**To do:**
What is the number of lines holding the word "chevron"? Give that number alone.

**Extracted entries:**
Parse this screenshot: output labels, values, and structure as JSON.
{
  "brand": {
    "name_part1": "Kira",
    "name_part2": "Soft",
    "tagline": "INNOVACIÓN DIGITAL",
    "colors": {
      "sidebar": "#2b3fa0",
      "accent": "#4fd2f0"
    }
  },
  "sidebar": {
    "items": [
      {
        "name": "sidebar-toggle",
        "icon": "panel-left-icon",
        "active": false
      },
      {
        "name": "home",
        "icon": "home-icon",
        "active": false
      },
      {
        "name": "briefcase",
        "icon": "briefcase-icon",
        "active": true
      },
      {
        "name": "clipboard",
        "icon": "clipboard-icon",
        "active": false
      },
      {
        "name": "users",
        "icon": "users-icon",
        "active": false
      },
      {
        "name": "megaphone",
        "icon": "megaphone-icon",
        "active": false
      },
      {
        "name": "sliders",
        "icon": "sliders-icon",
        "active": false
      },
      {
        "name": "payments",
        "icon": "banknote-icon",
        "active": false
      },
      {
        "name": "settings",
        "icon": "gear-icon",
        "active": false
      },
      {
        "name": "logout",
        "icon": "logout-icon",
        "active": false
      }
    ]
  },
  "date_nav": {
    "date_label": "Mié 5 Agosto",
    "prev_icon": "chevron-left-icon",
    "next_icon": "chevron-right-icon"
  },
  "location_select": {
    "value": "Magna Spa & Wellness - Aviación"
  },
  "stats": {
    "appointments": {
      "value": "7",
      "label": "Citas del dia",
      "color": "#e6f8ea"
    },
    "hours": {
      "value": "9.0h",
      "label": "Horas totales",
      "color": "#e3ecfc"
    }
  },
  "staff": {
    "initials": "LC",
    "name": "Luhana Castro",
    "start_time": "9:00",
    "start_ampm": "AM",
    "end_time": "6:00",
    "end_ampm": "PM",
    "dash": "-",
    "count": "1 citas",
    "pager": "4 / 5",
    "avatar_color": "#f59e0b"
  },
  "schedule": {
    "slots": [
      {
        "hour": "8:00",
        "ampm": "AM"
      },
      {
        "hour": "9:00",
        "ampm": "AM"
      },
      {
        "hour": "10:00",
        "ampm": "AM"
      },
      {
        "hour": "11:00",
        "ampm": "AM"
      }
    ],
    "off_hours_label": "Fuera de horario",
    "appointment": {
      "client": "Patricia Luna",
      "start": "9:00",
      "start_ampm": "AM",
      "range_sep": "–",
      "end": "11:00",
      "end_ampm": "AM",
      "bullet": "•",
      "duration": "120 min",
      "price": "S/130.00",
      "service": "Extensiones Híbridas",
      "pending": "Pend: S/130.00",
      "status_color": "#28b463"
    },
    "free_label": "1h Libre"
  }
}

**Solution to this task:**
2